## Set problem
Retype the records below exactly as they appear.

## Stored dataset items
(begin)
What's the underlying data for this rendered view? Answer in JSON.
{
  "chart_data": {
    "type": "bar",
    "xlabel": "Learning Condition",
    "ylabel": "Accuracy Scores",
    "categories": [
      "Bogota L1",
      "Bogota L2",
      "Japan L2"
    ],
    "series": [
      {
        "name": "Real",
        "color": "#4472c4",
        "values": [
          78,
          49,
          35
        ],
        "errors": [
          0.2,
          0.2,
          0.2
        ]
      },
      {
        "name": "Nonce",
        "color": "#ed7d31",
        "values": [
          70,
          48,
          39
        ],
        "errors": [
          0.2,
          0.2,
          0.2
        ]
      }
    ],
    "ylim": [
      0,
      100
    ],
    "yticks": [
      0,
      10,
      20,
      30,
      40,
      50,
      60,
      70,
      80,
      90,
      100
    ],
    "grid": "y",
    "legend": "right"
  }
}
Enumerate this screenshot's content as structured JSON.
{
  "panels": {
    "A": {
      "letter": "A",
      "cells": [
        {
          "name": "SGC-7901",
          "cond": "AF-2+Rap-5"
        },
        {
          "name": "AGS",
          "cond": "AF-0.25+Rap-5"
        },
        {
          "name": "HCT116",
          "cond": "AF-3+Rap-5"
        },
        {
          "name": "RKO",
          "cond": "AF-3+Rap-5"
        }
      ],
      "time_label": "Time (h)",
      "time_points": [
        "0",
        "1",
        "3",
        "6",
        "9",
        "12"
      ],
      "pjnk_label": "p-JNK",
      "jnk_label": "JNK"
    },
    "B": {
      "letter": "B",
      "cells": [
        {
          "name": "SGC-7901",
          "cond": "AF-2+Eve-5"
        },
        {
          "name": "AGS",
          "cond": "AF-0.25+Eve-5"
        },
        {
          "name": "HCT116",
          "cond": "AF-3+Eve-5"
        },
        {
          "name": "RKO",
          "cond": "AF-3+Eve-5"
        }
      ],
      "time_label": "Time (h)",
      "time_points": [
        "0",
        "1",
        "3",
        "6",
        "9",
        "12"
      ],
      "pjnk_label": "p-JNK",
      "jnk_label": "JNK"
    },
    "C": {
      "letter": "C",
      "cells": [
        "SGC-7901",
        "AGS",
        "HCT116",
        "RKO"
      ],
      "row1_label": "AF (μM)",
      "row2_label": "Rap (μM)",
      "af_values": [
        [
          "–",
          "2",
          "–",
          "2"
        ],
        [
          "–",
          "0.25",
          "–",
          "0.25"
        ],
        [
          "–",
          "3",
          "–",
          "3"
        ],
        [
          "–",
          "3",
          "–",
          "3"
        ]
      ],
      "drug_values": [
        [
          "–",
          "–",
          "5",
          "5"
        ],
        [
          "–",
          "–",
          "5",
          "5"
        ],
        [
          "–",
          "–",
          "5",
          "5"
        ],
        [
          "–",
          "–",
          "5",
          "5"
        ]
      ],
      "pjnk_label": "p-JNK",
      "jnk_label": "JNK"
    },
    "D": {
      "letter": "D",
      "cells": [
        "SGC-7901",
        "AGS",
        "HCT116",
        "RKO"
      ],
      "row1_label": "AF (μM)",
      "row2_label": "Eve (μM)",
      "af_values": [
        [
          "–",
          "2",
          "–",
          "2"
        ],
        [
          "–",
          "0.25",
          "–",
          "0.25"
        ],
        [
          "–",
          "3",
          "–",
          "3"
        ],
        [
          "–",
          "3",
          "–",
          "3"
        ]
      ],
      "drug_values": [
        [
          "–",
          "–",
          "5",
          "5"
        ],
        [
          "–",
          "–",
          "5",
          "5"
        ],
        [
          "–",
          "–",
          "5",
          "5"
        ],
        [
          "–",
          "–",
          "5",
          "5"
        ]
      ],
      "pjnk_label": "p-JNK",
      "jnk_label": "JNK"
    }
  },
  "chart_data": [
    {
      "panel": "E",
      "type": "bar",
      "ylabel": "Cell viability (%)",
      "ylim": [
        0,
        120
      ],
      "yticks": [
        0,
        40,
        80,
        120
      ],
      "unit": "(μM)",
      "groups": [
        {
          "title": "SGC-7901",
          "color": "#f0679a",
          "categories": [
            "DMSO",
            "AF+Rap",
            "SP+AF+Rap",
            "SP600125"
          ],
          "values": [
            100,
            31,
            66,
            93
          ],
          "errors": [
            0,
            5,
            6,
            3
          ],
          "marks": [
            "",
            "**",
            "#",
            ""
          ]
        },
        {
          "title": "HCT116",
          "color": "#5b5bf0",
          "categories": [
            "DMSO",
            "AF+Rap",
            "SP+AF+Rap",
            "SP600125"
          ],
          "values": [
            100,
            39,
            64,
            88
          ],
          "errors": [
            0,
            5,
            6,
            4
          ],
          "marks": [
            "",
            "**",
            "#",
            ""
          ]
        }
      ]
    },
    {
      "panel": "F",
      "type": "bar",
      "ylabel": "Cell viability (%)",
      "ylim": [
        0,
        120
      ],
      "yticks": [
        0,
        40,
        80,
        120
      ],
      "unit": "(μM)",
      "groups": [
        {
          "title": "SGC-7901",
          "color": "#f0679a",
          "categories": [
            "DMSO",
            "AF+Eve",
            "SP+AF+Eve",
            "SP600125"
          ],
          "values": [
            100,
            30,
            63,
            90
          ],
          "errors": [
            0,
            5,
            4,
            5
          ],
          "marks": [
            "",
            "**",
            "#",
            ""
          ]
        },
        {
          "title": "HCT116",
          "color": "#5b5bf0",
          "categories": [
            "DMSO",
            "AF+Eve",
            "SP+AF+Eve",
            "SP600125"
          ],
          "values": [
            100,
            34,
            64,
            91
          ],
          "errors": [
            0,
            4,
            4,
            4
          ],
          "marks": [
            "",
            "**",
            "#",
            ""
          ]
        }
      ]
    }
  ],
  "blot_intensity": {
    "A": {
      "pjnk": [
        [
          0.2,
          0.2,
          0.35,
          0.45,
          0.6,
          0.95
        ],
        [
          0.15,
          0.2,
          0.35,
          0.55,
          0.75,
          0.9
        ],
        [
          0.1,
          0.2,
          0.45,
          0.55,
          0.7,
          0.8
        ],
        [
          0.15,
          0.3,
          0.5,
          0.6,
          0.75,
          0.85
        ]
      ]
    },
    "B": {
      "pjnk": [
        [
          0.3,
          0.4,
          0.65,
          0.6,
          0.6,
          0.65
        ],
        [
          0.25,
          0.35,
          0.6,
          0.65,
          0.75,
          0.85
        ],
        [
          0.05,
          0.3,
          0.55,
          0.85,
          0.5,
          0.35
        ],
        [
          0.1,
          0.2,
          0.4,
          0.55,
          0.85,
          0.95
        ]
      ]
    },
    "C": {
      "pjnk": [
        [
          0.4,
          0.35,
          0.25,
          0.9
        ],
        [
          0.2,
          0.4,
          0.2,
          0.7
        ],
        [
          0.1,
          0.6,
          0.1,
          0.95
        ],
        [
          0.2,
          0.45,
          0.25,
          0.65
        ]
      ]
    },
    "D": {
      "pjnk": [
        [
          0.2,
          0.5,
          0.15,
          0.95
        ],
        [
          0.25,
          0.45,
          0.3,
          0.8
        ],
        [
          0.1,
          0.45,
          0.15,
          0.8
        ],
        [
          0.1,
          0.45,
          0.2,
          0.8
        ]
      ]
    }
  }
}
(end)
## Response
What's the underlying data for this rendered view? Answer in JSON.
{
  "chart_data": {
    "type": "bar",
    "xlabel": "Learning Condition",
    "ylabel": "Accuracy Scores",
    "categories": [
      "Bogota L1",
      "Bogota L2",
      "Japan L2"
    ],
    "series": [
      {
        "name": "Real",
        "color": "#4472c4",
        "values": [
          78,
          49,
          35
        ],
        "errors": [
          0.2,
          0.2,
          0.2
        ]
      },
      {
        "name": "Nonce",
        "color": "#ed7d31",
        "values": [
          70,
          48,
          39
        ],
        "errors": [
          0.2,
          0.2,
          0.2
        ]
      }
    ],
    "ylim": [
      0,
      100
    ],
    "yticks": [
      0,
      10,
      20,
      30,
      40,
      50,
      60,
      70,
      80,
      90,
      100
    ],
    "grid": "y",
    "legend": "right"
  }
}
Enumerate this screenshot's content as structured JSON.
{
  "panels": {
    "A": {
      "letter": "A",
      "cells": [
        {
          "name": "SGC-7901",
          "cond": "AF-2+Rap-5"
        },
        {
          "name": "AGS",
          "cond": "AF-0.25+Rap-5"
        },
        {
          "name": "HCT116",
          "cond": "AF-3+Rap-5"
        },
        {
          "name": "RKO",
          "cond": "AF-3+Rap-5"
        }
      ],
      "time_label": "Time (h)",
      "time_points": [
        "0",
        "1",
        "3",
        "6",
        "9",
        "12"
      ],
      "pjnk_label": "p-JNK",
      "jnk_label": "JNK"
    },
    "B": {
      "letter": "B",
      "cells": [
        {
          "name": "SGC-7901",
          "cond": "AF-2+Eve-5"
        },
        {
          "name": "AGS",
          "cond": "AF-0.25+Eve-5"
        },
        {
          "name": "HCT116",
          "cond": "AF-3+Eve-5"
        },
        {
          "name": "RKO",
          "cond": "AF-3+Eve-5"
        }
      ],
      "time_label": "Time (h)",
      "time_points": [
        "0",
        "1",
        "3",
        "6",
        "9",
        "12"
      ],
      "pjnk_label": "p-JNK",
      "jnk_label": "JNK"
    },
    "C": {
      "letter": "C",
      "cells": [
        "SGC-7901",
        "AGS",
        "HCT116",
        "RKO"
      ],
      "row1_label": "AF (μM)",
      "row2_label": "Rap (μM)",
      "af_values": [
        [
          "–",
          "2",
          "–",
          "2"
        ],
        [
          "–",
          "0.25",
          "–",
          "0.25"
        ],
        [
          "–",
          "3",
          "–",
          "3"
        ],
        [
          "–",
          "3",
          "–",
          "3"
        ]
      ],
      "drug_values": [
        [
          "–",
          "–",
          "5",
          "5"
        ],
        [
          "–",
          "–",
          "5",
          "5"
        ],
        [
          "–",
          "–",
          "5",
          "5"
        ],
        [
          "–",
          "–",
          "5",
          "5"
        ]
      ],
      "pjnk_label": "p-JNK",
      "jnk_label": "JNK"
    },
    "D": {
      "letter": "D",
      "cells": [
        "SGC-7901",
        "AGS",
        "HCT116",
        "RKO"
      ],
      "row1_label": "AF (μM)",
      "row2_label": "Eve (μM)",
      "af_values": [
        [
          "–",
          "2",
          "–",
          "2"
        ],
        [
          "–",
          "0.25",
          "–",
          "0.25"
        ],
        [
          "–",
          "3",
          "–",
          "3"
        ],
        [
          "–",
          "3",
          "–",
          "3"
        ]
      ],
      "drug_values": [
        [
          "–",
          "–",
          "5",
          "5"
        ],
        [
          "–",
          "–",
          "5",
          "5"
        ],
        [
          "–",
          "–",
          "5",
          "5"
        ],
        [
          "–",
          "–",
          "5",
          "5"
        ]
      ],
      "pjnk_label": "p-JNK",
      "jnk_label": "JNK"
    }
  },
  "chart_data": [
    {
      "panel": "E",
      "type": "bar",
      "ylabel": "Cell viability (%)",
      "ylim": [
        0,
        120
      ],
      "yticks": [
        0,
        40,
        80,
        120
      ],
      "unit": "(μM)",
      "groups": [
        {
          "title": "SGC-7901",
          "color": "#f0679a",
          "categories": [
            "DMSO",
            "AF+Rap",
            "SP+AF+Rap",
            "SP600125"
          ],
          "values": [
            100,
            31,
            66,
            93
          ],
          "errors": [
            0,
            5,
            6,
            3
          ],
          "marks": [
            "",
            "**",
            "#",
            ""
          ]
        },
        {
          "title": "HCT116",
          "color": "#5b5bf0",
          "categories": [
            "DMSO",
            "AF+Rap",
            "SP+AF+Rap",
            "SP600125"
          ],
          "values": [
            100,
            39,
            64,
            88
          ],
          "errors": [
            0,
            5,
            6,
            4
          ],
          "marks": [
            "",
            "**",
            "#",
            ""
          ]
        }
      ]
    },
    {
      "panel": "F",
      "type": "bar",
      "ylabel": "Cell viability (%)",
      "ylim": [
        0,
        120
      ],
      "yticks": [
        0,
        40,
        80,
        120
      ],
      "unit": "(μM)",
      "groups": [
        {
          "title": "SGC-7901",
          "color": "#f0679a",
          "categories": [
            "DMSO",
            "AF+Eve",
            "SP+AF+Eve",
            "SP600125"
          ],
          "values": [
            100,
            30,
            63,
            90
          ],
          "errors": [
            0,
            5,
            4,
            5
          ],
          "marks": [
            "",
            "**",
            "#",
            ""
          ]
        },
        {
          "title": "HCT116",
          "color": "#5b5bf0",
          "categories": [
            "DMSO",
            "AF+Eve",
            "SP+AF+Eve",
            "SP600125"
          ],
          "values": [
            100,
            34,
            64,
            91
          ],
          "errors": [
            0,
            4,
            4,
            4
          ],
          "marks": [
            "",
            "**",
            "#",
            ""
          ]
        }
      ]
    }
  ],
  "blot_intensity": {
    "A": {
      "pjnk": [
        [
          0.2,
          0.2,
          0.35,
          0.45,
          0.6,
          0.95
        ],
        [
          0.15,
          0.2,
          0.35,
          0.55,
          0.75,
          0.9
        ],
        [
          0.1,
          0.2,
          0.45,
          0.55,
          0.7,
          0.8
        ],
        [
          0.15,
          0.3,
          0.5,
          0.6,
          0.75,
          0.85
        ]
      ]
    },
    "B": {
      "pjnk": [
        [
          0.3,
          0.4,
          0.65,
          0.6,
          0.6,
          0.65
        ],
        [
          0.25,
          0.35,
          0.6,
          0.65,
          0.75,
          0.85
        ],
        [
          0.05,
          0.3,
          0.55,
          0.85,
          0.5,
          0.35
        ],
        [
          0.1,
          0.2,
          0.4,
          0.55,
          0.85,
          0.95
        ]
      ]
    },
    "C": {
      "pjnk": [
        [
          0.4,
          0.35,
          0.25,
          0.9
        ],
        [
          0.2,
          0.4,
          0.2,
          0.7
        ],
        [
          0.1,
          0.6,
          0.1,
          0.95
        ],
        [
          0.2,
          0.45,
          0.25,
          0.65
        ]
      ]
    },
    "D": {
      "pjnk": [
        [
          0.2,
          0.5,
          0.15,
          0.95
        ],
        [
          0.25,
          0.45,
          0.3,
          0.8
        ],
        [
          0.1,
          0.45,
          0.15,
          0.8
        ],
        [
          0.1,
          0.45,
          0.2,
          0.8
        ]
      ]
    }
  }
}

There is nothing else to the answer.